▼
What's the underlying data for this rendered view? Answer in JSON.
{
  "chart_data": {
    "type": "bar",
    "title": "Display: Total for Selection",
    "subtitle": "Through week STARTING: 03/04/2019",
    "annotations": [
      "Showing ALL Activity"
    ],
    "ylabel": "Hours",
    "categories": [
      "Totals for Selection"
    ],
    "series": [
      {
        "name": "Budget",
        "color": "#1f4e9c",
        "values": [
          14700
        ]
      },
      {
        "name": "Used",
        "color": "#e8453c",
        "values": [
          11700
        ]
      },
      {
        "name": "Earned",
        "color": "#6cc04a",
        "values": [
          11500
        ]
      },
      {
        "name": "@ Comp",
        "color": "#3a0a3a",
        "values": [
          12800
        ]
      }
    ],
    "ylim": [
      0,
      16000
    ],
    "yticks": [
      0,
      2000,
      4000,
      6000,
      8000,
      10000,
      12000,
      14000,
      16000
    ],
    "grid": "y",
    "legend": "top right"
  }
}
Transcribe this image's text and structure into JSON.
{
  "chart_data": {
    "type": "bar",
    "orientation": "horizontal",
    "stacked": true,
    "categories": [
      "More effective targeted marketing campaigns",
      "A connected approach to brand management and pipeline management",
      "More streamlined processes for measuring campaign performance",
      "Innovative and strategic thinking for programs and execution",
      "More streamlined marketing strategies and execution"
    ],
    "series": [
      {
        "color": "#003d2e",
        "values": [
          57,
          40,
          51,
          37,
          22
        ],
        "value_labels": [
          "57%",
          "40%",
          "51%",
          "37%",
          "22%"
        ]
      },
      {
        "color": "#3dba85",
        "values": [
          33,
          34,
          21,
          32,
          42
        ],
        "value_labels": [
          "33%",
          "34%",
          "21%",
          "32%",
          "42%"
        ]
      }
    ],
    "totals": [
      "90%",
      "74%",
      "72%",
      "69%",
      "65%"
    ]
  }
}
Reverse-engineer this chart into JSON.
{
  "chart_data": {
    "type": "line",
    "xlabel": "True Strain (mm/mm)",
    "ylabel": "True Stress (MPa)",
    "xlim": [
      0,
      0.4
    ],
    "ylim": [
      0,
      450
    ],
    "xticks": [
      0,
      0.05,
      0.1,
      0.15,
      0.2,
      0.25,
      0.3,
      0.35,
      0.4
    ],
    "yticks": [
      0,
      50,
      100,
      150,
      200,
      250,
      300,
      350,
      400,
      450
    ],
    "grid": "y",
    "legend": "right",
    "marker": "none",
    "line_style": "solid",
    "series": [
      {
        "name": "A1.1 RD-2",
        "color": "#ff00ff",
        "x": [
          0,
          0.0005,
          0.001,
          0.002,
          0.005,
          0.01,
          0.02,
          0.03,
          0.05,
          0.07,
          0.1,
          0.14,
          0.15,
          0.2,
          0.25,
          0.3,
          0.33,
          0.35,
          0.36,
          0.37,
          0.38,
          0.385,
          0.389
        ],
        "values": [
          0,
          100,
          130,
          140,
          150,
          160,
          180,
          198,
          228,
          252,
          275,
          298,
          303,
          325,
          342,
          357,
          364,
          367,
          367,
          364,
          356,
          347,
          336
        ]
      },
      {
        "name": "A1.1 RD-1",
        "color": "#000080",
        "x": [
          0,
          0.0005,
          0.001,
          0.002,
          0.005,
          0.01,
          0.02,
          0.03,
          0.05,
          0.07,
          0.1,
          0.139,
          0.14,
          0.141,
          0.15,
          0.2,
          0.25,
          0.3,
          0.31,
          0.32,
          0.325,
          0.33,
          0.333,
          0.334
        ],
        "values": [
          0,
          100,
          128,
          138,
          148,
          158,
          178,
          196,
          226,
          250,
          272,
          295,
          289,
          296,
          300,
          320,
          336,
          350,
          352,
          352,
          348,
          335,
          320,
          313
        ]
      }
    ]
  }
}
▲
What is needed: Copy out each line in the listing that has the word "More".

Exercise answer:
      "More effective targeted marketing campaigns",
      "More streamlined processes for measuring campaign performance",
      "More streamlined marketing strategies and execution"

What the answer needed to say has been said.